(Collected data entries)
#####
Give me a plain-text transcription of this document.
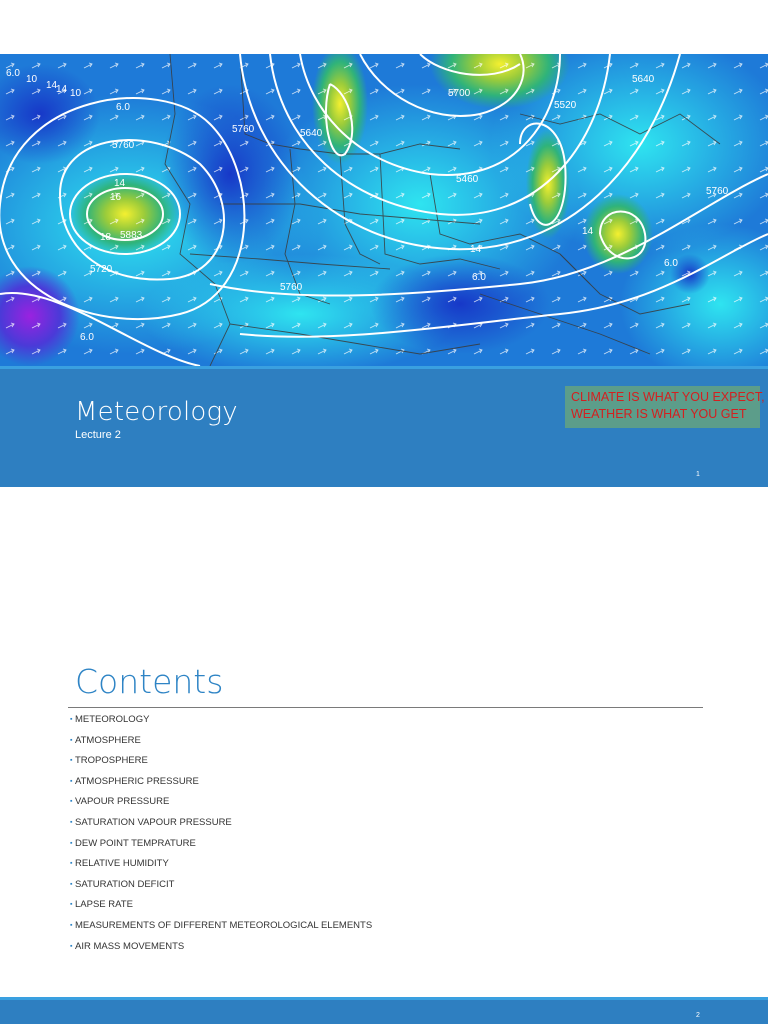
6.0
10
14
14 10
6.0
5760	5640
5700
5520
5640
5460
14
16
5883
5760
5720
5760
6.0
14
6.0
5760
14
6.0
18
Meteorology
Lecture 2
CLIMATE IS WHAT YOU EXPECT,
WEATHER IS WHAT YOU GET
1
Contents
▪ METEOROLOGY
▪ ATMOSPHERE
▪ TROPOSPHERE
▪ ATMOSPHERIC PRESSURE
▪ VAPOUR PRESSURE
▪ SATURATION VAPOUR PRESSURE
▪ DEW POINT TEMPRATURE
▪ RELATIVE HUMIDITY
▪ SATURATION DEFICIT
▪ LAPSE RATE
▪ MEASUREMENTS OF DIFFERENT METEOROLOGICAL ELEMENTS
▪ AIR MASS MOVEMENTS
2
#####
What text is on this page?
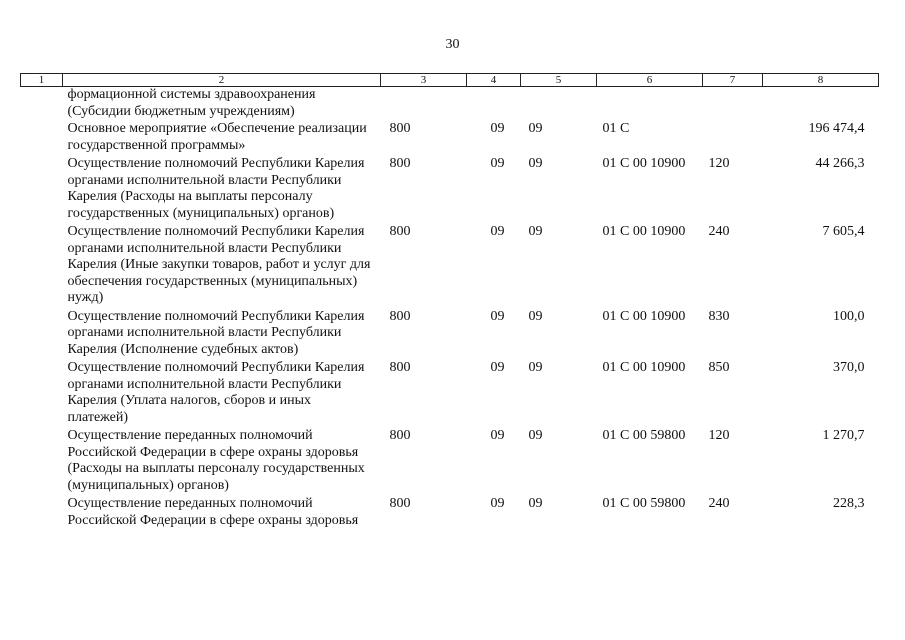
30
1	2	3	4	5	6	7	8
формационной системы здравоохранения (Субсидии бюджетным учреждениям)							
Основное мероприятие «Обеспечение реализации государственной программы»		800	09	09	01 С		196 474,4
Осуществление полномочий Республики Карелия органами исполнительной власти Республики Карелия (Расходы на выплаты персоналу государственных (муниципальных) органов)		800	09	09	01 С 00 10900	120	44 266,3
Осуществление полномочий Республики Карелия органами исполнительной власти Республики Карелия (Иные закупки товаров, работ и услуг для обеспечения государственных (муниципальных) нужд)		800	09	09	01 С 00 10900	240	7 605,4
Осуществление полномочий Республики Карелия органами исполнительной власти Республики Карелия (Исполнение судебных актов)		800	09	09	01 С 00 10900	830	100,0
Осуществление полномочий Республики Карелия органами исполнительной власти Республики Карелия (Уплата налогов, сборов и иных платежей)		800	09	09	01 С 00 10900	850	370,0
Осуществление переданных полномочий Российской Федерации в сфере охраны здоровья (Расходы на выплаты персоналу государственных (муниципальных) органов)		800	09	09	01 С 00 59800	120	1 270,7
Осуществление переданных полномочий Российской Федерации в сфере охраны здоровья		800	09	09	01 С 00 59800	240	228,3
#####
What the task asks
Copy in full each line that holds the word "органами".

The answer
Осуществление полномочий Республики Карелия органами исполнительной власти Республики Карелия (Расходы на выплаты персоналу государственных (муниципальных) органов)		800	09	09	01 С 00 10900	120	44 266,3
Осуществление полномочий Республики Карелия органами исполнительной власти Республики Карелия (Иные закупки товаров, работ и услуг для обеспечения государственных (муниципальных) нужд)		800	09	09	01 С 00 10900	240	7 605,4
Осуществление полномочий Республики Карелия органами исполнительной власти Республики Карелия (Исполнение судебных актов)		800	09	09	01 С 00 10900	830	100,0
Осуществление полномочий Республики Карелия органами исполнительной власти Республики Карелия (Уплата налогов, сборов и иных платежей)		800	09	09	01 С 00 10900	850	370,0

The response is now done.